[[ Provided passage, beginning ]]

The MetroPlex is now just the name for the Dallas/Fort Worth statistical metropolitan area, but it was very much planned in advance and given that name in the 1960s. Once upon a time, Fort Worth was a relatively small cowtown and Dallas was a separate city a long 30 miles away with an entirely different culture. In between were a number of very small towns, all of which have grown to capacity. Part of the plan to create the MetroPlex involved Fort Worth absorbing a mile-or-so strip of land eastward until it reached the old American Airlines headquarters airport and Dallas doing the same westward to reach the same point, and then build what is now known as the DFW airport, really the first modern airport in the country. Two thirds of DFW is in Tarrant County (Fort Worth is the county seat), mostly in Grapevine, and the other third is in Dallas County, mostly in Irving. The original discussions about creating the MetroPlex included plans for Dallas and Fort Worth to incorporate each other and become one city with that name, but in the end the cultures were two disparate, and that idea entirely disappeared.
The airport was being built as I was in high school in Grapevine, and it has transformed Grapevine from a 6000-resident ranch town that operated almost entirely separately from Fort Worth and Dallas into basically a suburb of Dallas. Arlington, which is closing in on half a million residents, had a population of 5K in 1950, 50K in 1960, and almost 100K when I first left Texas in 1972. I lived in Colleyville back then, which didn't even have its own junior high or high school, and our back yard backed up to a large horse stud farm. Colleyville still retains some of its flavor from 50 years ago, but for the most part every bit of the MetroPlex (all but downtown Dallas), which encompasses 6 counties now, is unrecognizable compared to the 1970s. Tarrant County is currently the fastest-growing county in the United States (Dallas County is already long fully-developed).

[[ Provided passage, end ]]
[[ Record set, beginning ]]

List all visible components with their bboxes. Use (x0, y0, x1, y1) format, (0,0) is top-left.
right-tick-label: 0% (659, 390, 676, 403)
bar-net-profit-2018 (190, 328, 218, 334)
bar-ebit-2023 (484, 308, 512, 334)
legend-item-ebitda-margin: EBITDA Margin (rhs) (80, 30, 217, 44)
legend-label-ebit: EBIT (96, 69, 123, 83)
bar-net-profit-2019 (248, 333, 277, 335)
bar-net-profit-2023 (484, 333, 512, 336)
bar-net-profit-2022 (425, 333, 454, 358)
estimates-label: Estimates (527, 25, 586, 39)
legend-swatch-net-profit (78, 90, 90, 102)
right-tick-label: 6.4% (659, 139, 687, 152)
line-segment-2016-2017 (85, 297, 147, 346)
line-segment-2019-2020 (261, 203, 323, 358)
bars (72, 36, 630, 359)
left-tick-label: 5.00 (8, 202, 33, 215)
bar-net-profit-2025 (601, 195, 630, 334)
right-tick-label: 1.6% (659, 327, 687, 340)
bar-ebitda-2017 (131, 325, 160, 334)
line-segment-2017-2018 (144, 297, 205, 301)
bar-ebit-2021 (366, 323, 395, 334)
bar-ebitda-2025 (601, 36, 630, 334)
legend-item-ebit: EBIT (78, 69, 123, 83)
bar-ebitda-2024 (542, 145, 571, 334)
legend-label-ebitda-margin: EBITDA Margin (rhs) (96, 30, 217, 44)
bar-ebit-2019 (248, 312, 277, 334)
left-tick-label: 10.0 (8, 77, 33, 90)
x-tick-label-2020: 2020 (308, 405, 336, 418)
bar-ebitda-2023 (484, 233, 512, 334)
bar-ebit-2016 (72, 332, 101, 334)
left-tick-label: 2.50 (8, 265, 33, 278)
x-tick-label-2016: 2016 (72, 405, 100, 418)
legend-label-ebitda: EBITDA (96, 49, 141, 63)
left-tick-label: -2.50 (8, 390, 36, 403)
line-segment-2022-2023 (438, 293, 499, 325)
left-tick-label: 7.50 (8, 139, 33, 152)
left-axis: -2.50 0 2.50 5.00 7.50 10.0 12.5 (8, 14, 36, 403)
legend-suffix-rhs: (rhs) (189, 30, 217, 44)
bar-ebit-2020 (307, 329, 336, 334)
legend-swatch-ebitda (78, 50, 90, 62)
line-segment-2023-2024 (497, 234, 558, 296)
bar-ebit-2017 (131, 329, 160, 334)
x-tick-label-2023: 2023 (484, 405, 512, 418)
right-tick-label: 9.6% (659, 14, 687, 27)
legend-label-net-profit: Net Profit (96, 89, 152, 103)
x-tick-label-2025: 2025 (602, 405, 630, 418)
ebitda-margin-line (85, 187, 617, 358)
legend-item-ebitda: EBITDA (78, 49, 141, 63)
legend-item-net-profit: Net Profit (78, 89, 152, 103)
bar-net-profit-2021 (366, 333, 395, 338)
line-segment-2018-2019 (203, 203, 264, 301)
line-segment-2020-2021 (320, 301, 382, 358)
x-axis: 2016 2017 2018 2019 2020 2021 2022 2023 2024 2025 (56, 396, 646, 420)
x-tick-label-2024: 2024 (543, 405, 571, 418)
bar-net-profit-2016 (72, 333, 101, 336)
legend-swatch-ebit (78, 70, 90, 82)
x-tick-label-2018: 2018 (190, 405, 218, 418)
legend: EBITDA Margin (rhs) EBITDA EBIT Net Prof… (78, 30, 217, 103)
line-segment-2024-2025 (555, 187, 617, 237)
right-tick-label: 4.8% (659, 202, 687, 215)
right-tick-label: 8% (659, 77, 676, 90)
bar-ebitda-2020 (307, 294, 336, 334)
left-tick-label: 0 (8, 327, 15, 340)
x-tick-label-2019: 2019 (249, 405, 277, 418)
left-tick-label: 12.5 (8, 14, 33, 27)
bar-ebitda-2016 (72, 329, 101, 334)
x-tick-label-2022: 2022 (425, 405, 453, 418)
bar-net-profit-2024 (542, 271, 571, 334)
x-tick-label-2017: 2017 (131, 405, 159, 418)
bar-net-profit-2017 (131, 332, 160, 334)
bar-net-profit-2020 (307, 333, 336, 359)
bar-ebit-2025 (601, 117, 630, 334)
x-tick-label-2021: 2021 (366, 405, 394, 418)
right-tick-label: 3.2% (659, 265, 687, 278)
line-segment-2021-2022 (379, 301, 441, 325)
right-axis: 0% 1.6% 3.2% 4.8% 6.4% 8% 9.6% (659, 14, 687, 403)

[[ Record set, end ]]

- Action item A -
Answer these questions from the passage on the Dallas/Fort Worth MetroPlex:
(i) In which decade was the MetroPlex planned and given its name?
(ii) What share of the DFW airport lies in Tarrant County?
(iii) What was Arlington's population in 1960?
- Action item B -
Go on with the passage about the Dallas/Fort Worth MetroPlex from its last sentence.
The records come from a separate source.

- Task answer A -
(i) The 1960s.
(ii) Two thirds.
(iii) 50K.

- Task answer B -
Government is always spinning facts to fit certain narratives, and how this in some ways affects the MetroPlex is an example. Shortly before Trump left office, the MetroPlex edged past Chicago the Census Bureau statistics to become the third largest metropolitan area in the country, but the whole Wuhan Flu mess had emphasized to the country that certain areas were thriving while others were tanking, with Texas accounting for over half the economic growth of the entire country (five of the fifteen largest cities in the country are in Texas), so one of the first directives the Census Bureau got from the Biden administration was to beef up numerous other metropolitan areas, creating a new designation called Primary Statistical Areas, which then raised Chicago, DC, San Francisco and Boston ahead of the MetroPlex. In order to accomplish that, they had to pretend that everything in Connecticut, Rhode Island, Massachusetts and southern New Hampshire is part of Boston; that Silicon Valley is part of San Francisco (of the four actually the least of a stretch), that everything from Delaware and all of Maryland to northern Virginia and eastern West Virginia is part of the District of Columbia; and that Chicago extends not only into Indiana but Wisconsin as well (think Kenosha). Money allocations get based on these kinds of decisions, but some of it is just absurd. Personally, I liked the Fort Worth area much better 50 years ago, but now it's unmistakably one nearly continuous city from western Fort Worth to eastern Dallas. At the same time, no one is going to mistake the decreasing-population New England environment from Boston to Connecticut for anything that resembles one long city.
Wow -- this is the definition of over-answering.